**Document extract**
⁂

Moreover, still another embodiment of the invention comprised of a backup master server including a backup master module; a plurality of backup manager servers including the backup manager module, having backup object disks; and a backup agent server including the backup agent module, having backup disks, wherein when a command including the backup operating commands is received by the backup master server and transmitted to the backup manager server, the backup reservation information per each volume is managed by the backup manager module within the backup manager server, a volume of data is divided into a predetermined size of unit data, read and transmitted to the backup agent server, a backup status and backup history information per each volume is collected and managed according to the backup progress at the side of backup agent server, and the backup command for a disk volume according to a backup schedule is transmitted to a backup agent server by the backup object disk, then according to the backup command supplied from the backup manager module, a plurality of threads are generated, a predetermined size of unit data is received in order, a plurality of threads generated are sequentially compressed and stored onto the backup disk by the backup agent module within the backup agent server.
Preferably also, during the recovery process of data stored in a backup disk, the unit data divided and compressed will be restored in reverse order with a thread technique, the most suitable size of data will be “block size (4096×N)×number of blocks (M)≅20˜25 Mbytes” in a predetermined unit size while implementing a backup and recovery.
In case the backup object data stored in a backup object disk of the backup manager server is more than one hundred thousand, volume backup, where a backup is provided by dividing the whole volume of a backup object data into the unit data through accessing to a raw device regardless of the type of file, is faster, however, in case the backup object data is less than one hundred thousand, file backup, where each file is divided into the unit data, sequentially compressed using a thread technique and stored in a backup disk of the backup server, is faster. So, it is preferable that either file backup or volume backup can be selectively implemented in the backup manager server according to the number of files of the backup object data.

⁂

**Exercise instructions**
Answer these questions about the backup system text above:
(a) Which module manages the backup reservation information per each volume?
(b) What is the most suitable unit data size, in Mbytes, for backup and recovery?
(c) Which kind of backup is faster when the backup object data is more than one hundred thousand?

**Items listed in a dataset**

⁂

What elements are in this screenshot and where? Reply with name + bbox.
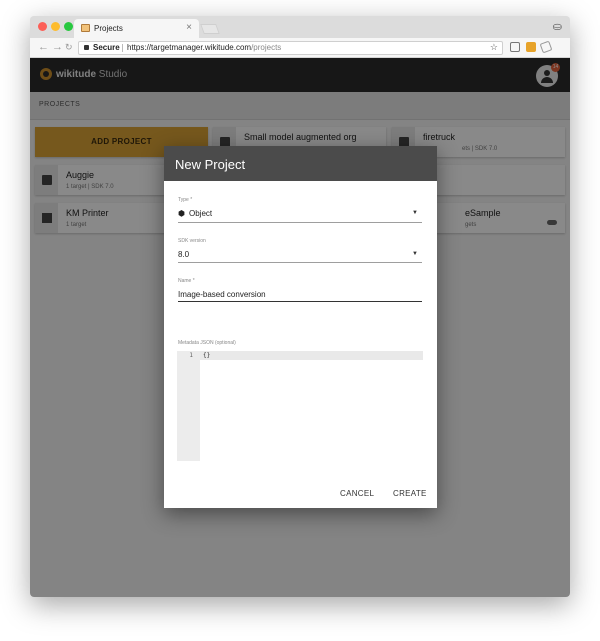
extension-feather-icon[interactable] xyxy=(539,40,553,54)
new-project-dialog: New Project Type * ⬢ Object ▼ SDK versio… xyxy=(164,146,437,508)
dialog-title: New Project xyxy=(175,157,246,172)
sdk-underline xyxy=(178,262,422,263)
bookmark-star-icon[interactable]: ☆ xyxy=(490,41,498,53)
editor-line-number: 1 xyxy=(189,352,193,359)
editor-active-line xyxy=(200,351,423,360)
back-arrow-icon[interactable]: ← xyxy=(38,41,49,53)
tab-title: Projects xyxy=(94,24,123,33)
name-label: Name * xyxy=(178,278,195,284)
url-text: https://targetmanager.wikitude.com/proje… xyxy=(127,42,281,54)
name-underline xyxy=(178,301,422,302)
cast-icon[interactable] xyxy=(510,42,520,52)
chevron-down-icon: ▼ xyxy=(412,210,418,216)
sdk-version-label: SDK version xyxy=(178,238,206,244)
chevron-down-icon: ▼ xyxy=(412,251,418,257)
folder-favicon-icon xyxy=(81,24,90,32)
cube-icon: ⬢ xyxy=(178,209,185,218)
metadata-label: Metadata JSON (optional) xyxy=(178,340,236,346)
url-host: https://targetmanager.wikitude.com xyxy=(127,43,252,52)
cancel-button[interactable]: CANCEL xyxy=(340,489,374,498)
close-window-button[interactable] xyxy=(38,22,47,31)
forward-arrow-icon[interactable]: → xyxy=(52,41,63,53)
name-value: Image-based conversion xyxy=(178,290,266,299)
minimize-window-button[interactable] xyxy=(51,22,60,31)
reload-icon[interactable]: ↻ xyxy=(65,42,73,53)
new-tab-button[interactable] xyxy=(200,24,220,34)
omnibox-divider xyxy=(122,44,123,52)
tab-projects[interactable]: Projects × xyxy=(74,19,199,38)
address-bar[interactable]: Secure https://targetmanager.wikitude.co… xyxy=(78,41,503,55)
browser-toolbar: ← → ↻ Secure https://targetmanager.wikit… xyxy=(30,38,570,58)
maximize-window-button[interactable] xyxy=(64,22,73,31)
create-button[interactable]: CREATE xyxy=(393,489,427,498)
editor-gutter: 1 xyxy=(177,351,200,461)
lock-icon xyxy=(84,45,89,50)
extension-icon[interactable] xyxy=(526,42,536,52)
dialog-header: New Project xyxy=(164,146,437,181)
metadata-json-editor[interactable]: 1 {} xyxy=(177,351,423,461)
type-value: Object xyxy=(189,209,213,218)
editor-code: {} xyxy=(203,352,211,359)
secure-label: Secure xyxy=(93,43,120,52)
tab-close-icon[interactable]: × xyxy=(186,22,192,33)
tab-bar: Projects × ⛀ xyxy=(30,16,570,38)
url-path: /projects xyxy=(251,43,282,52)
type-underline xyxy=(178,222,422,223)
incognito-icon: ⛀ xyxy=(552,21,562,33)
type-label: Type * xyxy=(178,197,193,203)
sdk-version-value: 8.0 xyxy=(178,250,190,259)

⁂

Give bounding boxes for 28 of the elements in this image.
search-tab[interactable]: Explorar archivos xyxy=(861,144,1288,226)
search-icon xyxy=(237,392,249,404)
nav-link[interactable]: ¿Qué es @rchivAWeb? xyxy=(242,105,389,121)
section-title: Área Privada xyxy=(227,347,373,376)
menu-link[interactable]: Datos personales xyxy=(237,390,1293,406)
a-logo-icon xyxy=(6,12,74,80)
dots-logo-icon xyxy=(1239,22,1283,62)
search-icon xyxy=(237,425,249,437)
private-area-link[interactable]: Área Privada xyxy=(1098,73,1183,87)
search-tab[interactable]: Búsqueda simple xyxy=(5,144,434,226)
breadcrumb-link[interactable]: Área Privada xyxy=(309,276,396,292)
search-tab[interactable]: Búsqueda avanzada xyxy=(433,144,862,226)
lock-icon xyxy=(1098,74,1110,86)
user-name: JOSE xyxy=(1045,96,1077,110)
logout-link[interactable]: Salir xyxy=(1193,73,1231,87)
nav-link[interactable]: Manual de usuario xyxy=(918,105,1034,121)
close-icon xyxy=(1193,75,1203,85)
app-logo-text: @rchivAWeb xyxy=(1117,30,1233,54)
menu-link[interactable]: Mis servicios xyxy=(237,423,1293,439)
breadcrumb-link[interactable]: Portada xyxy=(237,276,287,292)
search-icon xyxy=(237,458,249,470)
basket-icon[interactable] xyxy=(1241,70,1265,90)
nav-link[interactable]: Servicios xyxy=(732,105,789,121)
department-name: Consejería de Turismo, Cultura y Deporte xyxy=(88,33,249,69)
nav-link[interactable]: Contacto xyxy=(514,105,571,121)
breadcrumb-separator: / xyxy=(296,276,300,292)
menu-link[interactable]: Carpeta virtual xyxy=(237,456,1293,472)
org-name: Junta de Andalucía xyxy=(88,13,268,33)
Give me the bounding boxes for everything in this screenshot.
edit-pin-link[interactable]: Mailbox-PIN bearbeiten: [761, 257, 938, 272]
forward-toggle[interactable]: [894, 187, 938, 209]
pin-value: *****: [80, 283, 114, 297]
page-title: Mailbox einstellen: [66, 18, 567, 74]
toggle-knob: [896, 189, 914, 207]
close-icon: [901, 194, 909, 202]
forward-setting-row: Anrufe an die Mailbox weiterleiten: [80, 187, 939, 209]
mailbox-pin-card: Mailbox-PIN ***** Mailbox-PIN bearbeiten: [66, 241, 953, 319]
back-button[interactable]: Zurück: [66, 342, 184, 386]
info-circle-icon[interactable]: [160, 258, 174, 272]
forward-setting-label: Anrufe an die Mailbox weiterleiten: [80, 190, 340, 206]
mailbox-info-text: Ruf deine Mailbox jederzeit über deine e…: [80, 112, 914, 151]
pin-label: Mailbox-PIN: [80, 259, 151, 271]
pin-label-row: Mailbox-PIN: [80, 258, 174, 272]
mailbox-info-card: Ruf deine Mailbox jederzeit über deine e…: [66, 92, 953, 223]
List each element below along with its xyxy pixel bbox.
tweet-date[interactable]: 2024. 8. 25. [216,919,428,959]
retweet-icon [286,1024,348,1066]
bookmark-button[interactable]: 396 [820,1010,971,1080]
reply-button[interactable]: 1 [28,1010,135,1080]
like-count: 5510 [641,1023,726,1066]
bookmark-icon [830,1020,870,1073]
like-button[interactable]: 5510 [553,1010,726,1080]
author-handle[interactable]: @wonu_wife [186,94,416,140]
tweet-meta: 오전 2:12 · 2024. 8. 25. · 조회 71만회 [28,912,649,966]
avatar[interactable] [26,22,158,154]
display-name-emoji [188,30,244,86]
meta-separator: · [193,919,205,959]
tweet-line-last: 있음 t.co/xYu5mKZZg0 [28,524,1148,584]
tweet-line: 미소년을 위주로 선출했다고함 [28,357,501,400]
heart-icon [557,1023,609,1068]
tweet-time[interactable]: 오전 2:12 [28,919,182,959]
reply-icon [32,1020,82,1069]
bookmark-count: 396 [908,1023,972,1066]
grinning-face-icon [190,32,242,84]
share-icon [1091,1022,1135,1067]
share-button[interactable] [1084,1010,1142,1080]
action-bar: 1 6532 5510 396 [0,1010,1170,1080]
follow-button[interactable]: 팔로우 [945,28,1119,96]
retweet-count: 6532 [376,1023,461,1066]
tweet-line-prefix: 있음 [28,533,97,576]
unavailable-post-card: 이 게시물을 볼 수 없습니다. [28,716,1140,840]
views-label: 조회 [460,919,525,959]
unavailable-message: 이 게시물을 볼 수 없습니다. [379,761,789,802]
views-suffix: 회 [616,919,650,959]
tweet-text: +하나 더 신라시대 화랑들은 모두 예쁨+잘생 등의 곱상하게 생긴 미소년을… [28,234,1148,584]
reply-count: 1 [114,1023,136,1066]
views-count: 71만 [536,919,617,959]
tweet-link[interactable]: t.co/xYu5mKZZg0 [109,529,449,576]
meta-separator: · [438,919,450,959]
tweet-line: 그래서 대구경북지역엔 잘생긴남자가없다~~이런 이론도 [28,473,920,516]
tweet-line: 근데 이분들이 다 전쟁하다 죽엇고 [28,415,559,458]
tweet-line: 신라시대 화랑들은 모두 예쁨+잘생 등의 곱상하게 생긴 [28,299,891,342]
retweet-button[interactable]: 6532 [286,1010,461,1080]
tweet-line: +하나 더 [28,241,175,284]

⁂

**Answer to this task**
(a) The backup manager module within the backup manager server.
(b) About 20 to 25 Mbytes.
(c) Volume backup.